Textabschnitt ::

Wurde Jesus im Winter geboren?
„HEFTIGE Schneefälle legen Verkehr in Jerusalem lahm“. „Anhaltende Schneefälle suchen den Norden heim“. Solche Schlagzeilen waren im Winter 1992 — einem der kältesten Winter des Jahrhunderts in Israel — für israelische Leser der Jerusalem Post keine Seltenheit.
Im Januar lagen auf dem Gipfel des Hermon 7 bis 12 Meter Schnee, und dabei war der Winter noch längst nicht vorbei. Von den Golanhöhen und Obergaliläa bis nach Jerusalem und dem nahe gelegenen Bethlehem (siehe Titelseite), ja bis zum Negeb im Süden wurde das israelische Alltagsleben auf eine zwar reizvolle und sanfte, doch hochwirksame Weise lahmgelegt. In einem Artikel der Jerusalem Post hieß es: „Schwere Schneefälle haben gestern das fertiggebracht, was einem Granathagel letzte Woche nicht gelungen war: daß ganze Siedlungen von der Umwelt abgeschnitten wurden und die Bewohner ihre Häuser nicht mehr verlassen konnten.“
Nicht nur die Bewohner der Städte wurden durch den harten Winter in Mitleidenschaft gezogen. Meldungen zufolge erfroren Hunderte von Kühen und Kälbern sowie Tausende von Hühnern, weil die Temperatur nachts plötzlich unter den Gefrierpunkt sank. Darüber hinaus forderten starke Eisregen ihren Tribut. Zwei Hirtenjungen, die eines Tages verzweifelt versuchten, eine Anzahl ihrer Schafe zu retten, die von einer Überschwemmung überrascht worden waren, wurden selbst weggespült und ertranken in dem Wildbach.

Gestellte Aufgabe ::
Beantworten Sie die folgenden Fragen anhand des Textabschnitts.
(a) Wie hoch lag der Schnee im Januar auf dem Gipfel des Hermon?
(b) Wodurch erfroren laut den Meldungen Hunderte von Kühen und Kälbern sowie Tausende von Hühnern?
(c) Was geschah mit den zwei Hirtenjungen, die ihre Schafe retten wollten?
Die Daten stehen in keinem Zusammenhang mit dem Textabschnitt.

Bereitgestellte Daten ::

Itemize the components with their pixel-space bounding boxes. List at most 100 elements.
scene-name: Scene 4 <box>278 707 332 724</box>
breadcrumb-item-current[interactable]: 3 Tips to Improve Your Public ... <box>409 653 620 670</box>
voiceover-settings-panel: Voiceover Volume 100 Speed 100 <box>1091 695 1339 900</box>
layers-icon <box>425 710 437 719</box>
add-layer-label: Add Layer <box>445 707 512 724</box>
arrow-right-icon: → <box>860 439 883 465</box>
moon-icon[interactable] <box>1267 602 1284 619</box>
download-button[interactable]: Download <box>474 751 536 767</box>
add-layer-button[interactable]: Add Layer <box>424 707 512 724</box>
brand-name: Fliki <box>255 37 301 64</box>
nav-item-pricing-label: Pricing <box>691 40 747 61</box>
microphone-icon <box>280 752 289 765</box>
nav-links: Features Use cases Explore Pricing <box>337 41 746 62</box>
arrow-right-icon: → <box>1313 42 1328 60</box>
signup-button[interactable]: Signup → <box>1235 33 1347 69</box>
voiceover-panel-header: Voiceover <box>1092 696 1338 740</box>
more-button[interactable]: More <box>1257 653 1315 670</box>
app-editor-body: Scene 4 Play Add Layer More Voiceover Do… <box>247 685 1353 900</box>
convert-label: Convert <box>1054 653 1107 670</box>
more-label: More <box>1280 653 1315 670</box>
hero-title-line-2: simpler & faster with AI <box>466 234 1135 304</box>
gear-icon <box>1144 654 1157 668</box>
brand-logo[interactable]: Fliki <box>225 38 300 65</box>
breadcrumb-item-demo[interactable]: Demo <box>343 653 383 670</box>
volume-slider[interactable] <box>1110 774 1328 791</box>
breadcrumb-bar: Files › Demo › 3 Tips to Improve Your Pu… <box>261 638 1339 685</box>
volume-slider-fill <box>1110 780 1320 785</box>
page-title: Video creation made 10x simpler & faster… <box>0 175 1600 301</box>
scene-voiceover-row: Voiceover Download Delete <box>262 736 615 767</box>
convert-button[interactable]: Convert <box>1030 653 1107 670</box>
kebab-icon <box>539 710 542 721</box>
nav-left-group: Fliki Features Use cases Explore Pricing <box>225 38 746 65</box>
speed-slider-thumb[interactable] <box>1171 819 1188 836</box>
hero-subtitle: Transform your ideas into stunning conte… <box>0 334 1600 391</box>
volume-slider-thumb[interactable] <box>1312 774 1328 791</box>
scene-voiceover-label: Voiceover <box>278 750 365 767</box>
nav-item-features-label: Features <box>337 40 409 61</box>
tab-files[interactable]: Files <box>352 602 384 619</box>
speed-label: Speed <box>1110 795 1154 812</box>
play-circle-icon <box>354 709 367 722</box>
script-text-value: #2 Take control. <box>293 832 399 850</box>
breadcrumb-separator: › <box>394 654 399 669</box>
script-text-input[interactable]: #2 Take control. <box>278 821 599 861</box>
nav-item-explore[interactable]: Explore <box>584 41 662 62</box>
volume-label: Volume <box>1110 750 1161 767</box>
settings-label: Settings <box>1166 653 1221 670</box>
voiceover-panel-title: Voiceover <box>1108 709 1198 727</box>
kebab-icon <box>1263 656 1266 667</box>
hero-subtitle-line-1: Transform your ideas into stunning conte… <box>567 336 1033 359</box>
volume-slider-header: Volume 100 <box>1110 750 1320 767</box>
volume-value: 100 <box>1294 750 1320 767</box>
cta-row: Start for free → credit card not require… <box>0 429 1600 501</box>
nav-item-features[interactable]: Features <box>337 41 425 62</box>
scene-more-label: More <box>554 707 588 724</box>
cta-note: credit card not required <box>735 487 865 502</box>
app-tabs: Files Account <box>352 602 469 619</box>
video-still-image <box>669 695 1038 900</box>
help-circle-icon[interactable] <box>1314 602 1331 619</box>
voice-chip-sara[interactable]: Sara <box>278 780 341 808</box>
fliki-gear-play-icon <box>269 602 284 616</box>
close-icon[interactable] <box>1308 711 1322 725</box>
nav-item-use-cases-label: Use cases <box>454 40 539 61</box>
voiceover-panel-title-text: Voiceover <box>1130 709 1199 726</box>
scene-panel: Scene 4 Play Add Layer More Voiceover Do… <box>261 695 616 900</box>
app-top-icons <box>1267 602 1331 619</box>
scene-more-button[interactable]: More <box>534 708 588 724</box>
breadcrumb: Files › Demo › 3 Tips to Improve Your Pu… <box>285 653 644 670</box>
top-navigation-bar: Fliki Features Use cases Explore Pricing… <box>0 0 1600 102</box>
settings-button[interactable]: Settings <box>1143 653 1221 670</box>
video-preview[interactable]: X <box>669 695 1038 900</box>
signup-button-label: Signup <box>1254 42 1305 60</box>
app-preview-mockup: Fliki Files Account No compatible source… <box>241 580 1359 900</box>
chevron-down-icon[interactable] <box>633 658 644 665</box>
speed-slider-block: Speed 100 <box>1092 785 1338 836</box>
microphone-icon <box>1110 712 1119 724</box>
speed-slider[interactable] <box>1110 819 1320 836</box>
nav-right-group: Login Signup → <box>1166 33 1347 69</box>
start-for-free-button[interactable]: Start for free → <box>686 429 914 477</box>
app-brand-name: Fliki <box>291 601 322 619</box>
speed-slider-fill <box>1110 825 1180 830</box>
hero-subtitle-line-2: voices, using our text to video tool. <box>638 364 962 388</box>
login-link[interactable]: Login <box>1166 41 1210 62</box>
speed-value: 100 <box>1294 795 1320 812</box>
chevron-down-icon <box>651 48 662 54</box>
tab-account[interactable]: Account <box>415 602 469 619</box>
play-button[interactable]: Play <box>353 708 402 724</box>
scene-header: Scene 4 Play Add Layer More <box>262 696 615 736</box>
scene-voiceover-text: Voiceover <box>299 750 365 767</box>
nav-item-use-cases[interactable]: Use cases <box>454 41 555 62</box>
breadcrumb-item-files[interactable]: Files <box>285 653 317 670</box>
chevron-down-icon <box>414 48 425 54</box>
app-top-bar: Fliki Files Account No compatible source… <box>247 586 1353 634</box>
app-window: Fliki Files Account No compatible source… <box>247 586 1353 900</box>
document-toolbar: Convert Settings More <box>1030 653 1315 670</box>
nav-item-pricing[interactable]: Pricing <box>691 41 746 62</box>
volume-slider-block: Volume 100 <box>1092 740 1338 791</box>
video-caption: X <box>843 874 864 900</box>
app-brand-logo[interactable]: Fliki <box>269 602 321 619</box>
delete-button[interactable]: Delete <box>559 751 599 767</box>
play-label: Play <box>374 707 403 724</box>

Vollständige Lösung ::
(a) Dort lagen 7 bis 12 Meter Schnee.
(b) Die Temperatur sank nachts plötzlich unter den Gefrierpunkt.
(c) Sie wurden selbst weggespült und ertranken in dem Wildbach.